List each line in which the string "Vogel" appears.

Start of Available records

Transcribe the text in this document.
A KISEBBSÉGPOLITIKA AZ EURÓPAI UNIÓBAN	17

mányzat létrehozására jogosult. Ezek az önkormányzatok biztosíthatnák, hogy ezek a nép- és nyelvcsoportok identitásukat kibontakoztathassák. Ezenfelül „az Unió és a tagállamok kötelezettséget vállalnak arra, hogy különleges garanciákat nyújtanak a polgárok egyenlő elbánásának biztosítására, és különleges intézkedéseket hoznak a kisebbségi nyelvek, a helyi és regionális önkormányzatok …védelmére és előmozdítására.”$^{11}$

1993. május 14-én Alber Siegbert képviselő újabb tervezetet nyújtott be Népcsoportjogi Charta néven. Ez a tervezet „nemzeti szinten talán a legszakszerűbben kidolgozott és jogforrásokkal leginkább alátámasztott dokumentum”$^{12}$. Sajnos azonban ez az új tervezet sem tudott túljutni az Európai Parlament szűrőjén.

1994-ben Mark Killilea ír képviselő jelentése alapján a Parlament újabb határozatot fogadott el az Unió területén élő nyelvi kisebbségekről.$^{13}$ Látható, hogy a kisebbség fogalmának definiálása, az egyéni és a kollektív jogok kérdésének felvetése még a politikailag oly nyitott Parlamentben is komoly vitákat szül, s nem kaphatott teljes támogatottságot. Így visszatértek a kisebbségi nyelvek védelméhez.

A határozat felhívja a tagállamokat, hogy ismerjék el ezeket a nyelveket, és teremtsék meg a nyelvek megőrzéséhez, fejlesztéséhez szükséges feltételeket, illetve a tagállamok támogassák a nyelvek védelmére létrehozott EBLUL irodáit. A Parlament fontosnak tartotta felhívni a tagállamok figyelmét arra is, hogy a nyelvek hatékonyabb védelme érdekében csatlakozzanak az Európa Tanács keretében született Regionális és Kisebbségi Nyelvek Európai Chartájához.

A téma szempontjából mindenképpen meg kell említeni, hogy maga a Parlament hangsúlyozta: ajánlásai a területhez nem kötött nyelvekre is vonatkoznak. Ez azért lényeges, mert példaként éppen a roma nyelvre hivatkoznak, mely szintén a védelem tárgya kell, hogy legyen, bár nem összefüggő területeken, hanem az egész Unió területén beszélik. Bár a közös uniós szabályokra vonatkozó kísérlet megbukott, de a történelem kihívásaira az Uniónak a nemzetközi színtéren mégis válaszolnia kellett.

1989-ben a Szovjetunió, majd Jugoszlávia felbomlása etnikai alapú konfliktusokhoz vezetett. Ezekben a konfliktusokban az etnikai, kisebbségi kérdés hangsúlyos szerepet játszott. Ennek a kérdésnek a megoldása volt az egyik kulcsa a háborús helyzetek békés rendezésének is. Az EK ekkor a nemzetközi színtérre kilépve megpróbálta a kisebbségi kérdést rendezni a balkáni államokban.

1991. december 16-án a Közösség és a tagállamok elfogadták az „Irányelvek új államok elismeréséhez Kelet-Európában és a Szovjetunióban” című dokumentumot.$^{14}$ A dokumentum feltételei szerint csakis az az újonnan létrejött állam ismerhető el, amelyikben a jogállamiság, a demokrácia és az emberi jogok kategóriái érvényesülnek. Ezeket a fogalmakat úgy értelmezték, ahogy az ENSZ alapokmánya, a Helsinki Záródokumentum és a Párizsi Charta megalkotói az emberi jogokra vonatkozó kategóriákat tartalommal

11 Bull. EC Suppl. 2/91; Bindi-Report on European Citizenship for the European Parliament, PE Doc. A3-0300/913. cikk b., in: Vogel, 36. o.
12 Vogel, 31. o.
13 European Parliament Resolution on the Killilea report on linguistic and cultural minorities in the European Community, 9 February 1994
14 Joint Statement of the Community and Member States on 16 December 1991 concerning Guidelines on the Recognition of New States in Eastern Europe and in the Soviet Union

End of Available records

Expected answer:
11 Bull. EC Suppl. 2/91; Bindi-Report on European Citizenship for the European Parliament, PE Doc. A3-0300/913. cikk b., in: Vogel, 36. o.
12 Vogel, 31. o.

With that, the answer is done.